■ EXERCISE: Extract every line that contains the word "điểm".

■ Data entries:
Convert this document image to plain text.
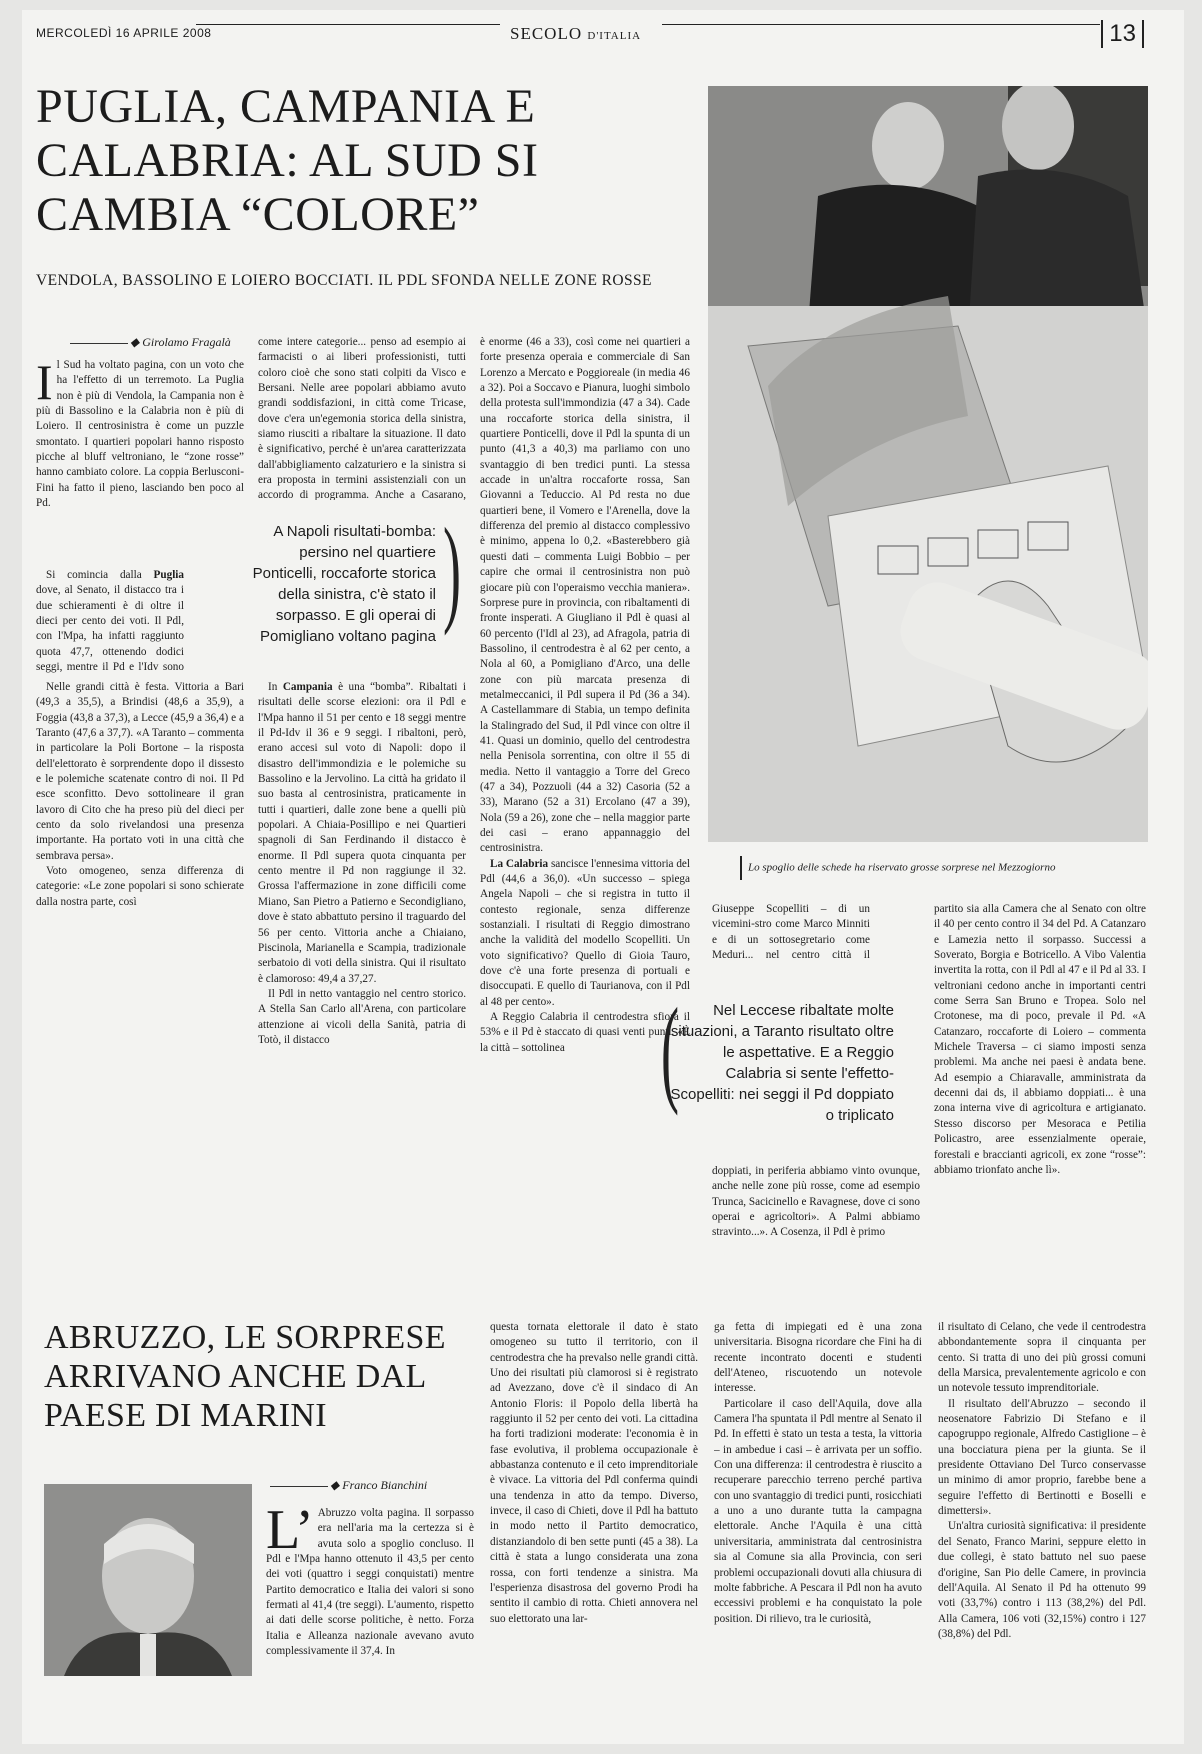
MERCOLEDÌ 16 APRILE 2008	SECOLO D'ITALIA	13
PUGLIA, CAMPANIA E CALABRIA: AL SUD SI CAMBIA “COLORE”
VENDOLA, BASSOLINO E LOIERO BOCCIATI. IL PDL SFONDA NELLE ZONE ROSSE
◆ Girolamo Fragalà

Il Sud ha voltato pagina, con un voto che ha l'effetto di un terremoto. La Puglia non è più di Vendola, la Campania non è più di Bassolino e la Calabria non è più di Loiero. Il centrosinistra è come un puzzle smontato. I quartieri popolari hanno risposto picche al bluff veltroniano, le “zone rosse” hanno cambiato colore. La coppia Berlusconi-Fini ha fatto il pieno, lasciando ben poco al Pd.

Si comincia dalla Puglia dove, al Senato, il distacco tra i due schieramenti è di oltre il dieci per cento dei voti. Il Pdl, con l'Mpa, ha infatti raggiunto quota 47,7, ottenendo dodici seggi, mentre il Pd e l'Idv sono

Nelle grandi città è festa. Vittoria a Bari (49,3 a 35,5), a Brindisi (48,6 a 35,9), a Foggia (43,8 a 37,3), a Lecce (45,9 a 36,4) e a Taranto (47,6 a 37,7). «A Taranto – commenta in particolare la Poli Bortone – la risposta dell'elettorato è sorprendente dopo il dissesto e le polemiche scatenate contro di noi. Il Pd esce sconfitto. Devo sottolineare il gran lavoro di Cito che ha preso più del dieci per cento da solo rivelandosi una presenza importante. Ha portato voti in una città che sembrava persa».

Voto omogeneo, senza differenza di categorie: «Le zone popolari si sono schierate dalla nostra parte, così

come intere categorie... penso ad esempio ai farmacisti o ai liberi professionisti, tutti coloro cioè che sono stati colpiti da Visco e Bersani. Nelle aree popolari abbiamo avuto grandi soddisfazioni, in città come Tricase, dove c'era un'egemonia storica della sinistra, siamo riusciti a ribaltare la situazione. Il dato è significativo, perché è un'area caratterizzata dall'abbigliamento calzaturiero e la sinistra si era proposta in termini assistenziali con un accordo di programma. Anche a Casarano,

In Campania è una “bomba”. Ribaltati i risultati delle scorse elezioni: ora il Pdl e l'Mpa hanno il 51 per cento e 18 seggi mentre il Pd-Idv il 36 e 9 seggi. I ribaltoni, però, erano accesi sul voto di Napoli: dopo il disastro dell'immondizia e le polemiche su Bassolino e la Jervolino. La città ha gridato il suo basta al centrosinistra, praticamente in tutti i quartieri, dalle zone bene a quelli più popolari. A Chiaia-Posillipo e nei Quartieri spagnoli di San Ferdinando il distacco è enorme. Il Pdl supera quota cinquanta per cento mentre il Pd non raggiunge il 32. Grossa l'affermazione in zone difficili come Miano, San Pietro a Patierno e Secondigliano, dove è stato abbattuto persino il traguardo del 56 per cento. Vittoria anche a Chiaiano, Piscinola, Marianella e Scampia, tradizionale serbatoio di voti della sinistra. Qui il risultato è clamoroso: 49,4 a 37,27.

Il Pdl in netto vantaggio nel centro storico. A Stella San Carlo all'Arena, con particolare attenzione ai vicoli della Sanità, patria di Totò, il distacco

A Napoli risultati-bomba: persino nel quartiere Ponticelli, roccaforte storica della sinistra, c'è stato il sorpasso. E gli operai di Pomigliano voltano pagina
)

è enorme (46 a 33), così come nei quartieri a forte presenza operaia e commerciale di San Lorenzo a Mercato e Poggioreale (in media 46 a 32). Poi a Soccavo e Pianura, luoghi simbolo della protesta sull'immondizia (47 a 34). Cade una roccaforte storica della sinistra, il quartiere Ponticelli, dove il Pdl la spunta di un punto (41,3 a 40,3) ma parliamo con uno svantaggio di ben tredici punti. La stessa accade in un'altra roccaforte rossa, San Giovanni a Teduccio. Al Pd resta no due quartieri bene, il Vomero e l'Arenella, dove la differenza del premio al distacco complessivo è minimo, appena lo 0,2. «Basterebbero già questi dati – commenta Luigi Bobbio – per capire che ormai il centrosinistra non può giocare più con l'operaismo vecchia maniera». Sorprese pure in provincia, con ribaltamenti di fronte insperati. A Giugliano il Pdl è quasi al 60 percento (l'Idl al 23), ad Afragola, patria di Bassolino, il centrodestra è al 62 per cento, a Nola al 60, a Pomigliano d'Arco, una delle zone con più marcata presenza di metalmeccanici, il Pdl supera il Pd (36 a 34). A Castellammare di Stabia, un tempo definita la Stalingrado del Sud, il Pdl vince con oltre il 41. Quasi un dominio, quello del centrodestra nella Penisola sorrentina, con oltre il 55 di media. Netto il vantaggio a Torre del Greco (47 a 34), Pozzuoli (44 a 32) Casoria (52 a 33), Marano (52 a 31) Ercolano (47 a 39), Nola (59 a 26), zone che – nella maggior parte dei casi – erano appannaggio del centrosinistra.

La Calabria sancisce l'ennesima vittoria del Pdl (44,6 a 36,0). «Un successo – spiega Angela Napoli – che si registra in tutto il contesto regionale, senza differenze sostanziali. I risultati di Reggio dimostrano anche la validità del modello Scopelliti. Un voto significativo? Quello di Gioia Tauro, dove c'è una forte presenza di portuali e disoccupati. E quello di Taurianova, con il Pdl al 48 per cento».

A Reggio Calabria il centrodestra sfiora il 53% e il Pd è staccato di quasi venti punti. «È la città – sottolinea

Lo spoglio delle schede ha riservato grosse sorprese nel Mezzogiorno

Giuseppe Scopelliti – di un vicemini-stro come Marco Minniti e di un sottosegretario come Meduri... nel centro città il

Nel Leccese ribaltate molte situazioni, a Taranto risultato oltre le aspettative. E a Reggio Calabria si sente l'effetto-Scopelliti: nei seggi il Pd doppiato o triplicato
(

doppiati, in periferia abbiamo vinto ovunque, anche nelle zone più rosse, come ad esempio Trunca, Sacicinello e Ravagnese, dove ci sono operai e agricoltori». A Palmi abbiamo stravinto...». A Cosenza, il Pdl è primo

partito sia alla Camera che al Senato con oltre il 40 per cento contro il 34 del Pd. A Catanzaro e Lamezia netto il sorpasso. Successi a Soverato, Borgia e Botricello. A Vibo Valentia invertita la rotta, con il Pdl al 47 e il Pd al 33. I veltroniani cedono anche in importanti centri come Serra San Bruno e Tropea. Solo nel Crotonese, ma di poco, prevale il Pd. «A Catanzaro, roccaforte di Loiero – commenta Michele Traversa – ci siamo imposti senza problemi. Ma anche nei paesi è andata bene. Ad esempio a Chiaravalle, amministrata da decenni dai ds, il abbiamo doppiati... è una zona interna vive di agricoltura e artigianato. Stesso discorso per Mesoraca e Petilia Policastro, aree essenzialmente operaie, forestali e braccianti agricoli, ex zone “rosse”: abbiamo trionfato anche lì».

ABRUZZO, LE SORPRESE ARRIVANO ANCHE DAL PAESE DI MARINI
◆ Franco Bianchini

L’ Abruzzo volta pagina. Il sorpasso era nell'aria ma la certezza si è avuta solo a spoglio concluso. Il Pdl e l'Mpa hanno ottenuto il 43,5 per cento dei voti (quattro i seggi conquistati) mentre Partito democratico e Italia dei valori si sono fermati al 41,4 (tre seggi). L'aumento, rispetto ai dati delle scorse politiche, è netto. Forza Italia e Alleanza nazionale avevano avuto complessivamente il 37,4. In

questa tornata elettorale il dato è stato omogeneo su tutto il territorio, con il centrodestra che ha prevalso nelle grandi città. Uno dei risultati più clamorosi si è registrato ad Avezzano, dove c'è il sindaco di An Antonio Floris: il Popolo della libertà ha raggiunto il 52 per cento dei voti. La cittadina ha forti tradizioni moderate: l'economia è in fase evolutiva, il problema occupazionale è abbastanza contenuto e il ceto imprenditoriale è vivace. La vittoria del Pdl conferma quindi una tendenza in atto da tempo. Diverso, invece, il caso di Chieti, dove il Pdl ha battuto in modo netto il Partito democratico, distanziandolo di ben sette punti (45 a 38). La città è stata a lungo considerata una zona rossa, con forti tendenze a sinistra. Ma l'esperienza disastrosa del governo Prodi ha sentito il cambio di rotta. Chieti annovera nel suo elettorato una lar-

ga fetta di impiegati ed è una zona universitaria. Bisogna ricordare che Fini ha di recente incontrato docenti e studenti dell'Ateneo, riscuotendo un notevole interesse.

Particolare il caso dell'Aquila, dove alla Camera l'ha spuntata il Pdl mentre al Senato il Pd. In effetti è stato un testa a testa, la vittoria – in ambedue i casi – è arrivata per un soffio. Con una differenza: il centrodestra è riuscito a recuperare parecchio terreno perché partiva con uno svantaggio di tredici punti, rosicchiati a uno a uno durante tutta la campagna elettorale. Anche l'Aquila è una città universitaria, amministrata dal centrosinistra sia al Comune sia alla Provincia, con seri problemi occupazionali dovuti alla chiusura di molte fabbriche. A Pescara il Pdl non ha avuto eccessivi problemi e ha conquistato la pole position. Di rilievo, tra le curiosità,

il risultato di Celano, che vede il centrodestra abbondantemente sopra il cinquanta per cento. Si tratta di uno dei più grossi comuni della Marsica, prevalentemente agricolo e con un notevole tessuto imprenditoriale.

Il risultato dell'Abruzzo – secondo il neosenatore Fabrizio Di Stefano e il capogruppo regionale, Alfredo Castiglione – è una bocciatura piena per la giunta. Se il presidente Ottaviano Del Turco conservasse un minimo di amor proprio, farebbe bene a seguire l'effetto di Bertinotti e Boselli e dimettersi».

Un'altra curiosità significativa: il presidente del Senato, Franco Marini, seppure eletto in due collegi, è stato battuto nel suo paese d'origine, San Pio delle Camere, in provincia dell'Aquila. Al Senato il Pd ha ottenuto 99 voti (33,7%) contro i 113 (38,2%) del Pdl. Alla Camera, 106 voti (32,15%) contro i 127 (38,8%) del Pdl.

==

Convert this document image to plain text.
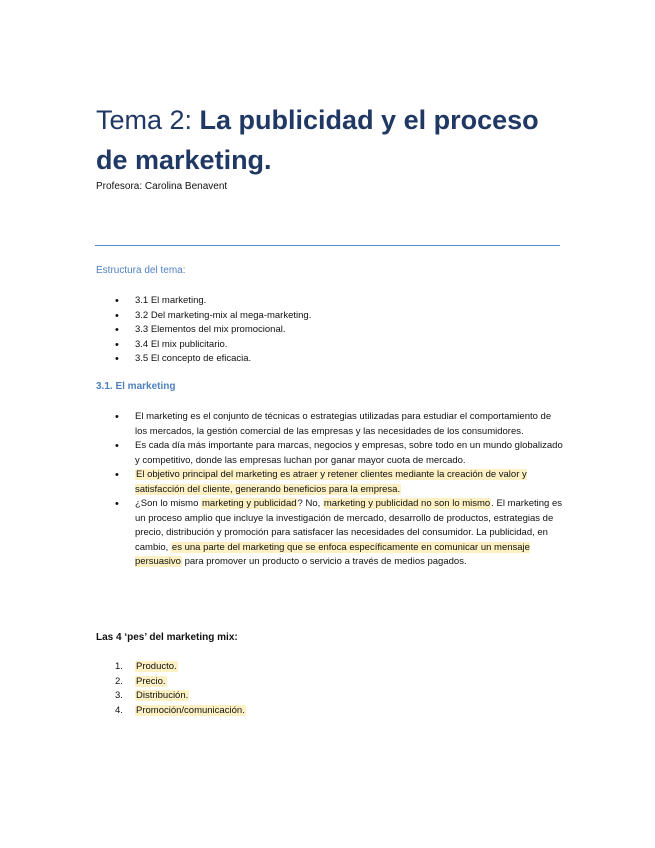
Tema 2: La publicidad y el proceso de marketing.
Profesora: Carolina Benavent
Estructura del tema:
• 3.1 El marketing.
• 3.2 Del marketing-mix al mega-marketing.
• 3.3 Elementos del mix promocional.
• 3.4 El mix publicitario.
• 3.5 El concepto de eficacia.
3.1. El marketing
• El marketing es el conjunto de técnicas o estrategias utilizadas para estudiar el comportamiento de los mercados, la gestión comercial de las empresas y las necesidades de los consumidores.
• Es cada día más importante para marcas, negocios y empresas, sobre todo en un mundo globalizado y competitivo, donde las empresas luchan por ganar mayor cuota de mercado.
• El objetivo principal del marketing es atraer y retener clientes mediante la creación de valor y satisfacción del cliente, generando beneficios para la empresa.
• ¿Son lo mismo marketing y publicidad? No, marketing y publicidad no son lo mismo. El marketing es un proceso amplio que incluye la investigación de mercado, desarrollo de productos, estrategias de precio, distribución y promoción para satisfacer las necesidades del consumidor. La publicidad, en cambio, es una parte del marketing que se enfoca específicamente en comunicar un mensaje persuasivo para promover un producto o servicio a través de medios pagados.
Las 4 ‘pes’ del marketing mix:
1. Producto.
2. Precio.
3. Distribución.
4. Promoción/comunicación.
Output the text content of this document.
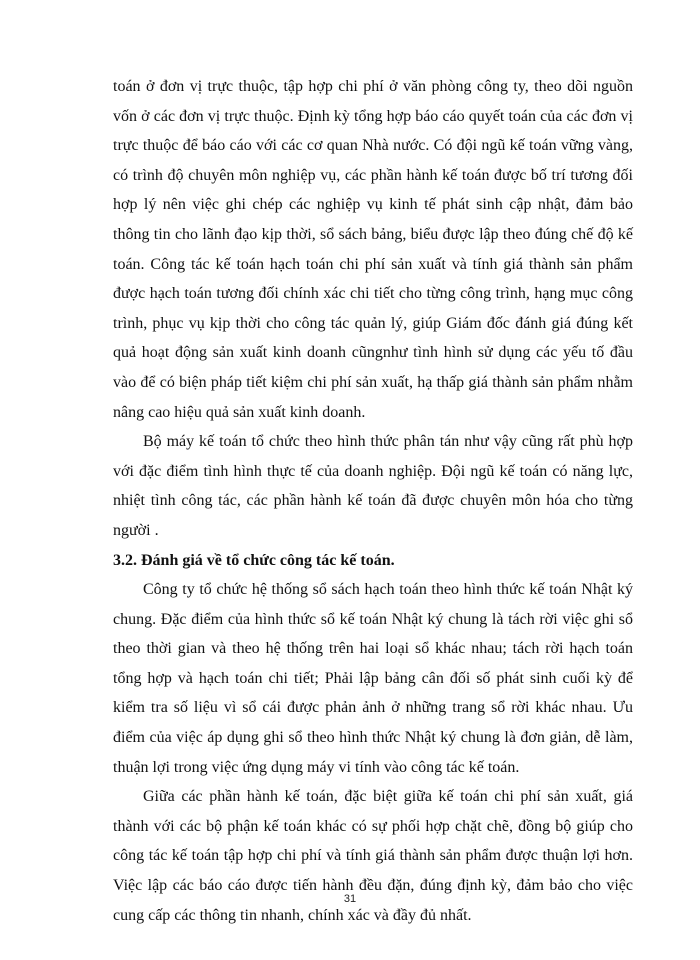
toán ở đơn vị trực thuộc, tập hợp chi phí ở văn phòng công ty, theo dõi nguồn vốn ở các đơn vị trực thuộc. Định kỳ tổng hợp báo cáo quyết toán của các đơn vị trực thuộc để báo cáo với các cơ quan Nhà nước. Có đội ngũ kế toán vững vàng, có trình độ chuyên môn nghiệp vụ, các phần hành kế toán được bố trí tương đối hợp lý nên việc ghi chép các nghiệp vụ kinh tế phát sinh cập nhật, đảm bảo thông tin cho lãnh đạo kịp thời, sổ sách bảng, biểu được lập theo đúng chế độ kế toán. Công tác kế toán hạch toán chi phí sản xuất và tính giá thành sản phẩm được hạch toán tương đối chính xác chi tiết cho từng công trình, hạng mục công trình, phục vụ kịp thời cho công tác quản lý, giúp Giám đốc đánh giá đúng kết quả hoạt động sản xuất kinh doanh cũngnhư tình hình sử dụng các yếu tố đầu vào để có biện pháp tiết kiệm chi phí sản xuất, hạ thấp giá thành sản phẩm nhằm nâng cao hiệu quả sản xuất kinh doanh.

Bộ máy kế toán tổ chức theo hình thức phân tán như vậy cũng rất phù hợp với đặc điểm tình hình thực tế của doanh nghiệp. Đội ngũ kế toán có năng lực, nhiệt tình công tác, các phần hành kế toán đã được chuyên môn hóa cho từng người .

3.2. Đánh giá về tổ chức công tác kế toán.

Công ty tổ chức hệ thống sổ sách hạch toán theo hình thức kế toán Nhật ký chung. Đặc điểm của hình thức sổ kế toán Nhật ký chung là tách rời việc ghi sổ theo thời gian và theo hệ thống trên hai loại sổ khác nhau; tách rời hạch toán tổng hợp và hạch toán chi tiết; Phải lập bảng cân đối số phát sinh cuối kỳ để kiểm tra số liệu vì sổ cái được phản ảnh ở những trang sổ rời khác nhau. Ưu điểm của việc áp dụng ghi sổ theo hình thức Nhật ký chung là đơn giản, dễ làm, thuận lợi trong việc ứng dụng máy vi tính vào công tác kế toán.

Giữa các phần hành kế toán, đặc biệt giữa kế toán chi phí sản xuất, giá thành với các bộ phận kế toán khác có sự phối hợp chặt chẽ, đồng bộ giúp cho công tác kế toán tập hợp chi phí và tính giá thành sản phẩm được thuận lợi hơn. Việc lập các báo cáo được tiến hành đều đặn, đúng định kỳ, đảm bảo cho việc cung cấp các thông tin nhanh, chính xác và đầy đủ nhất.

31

■ FULL SOLUTION:
Bộ máy kế toán tổ chức theo hình thức phân tán như vậy cũng rất phù hợp với đặc điểm tình hình thực tế của doanh nghiệp. Đội ngũ kế toán có năng lực, nhiệt tình công tác, các phần hành kế toán đã được chuyên môn hóa cho từng người .
Công ty tổ chức hệ thống sổ sách hạch toán theo hình thức kế toán Nhật ký chung. Đặc điểm của hình thức sổ kế toán Nhật ký chung là tách rời việc ghi sổ theo thời gian và theo hệ thống trên hai loại sổ khác nhau; tách rời hạch toán tổng hợp và hạch toán chi tiết; Phải lập bảng cân đối số phát sinh cuối kỳ để kiểm tra số liệu vì sổ cái được phản ảnh ở những trang sổ rời khác nhau. Ưu điểm của việc áp dụng ghi sổ theo hình thức Nhật ký chung là đơn giản, dễ làm, thuận lợi trong việc ứng dụng máy vi tính vào công tác kế toán.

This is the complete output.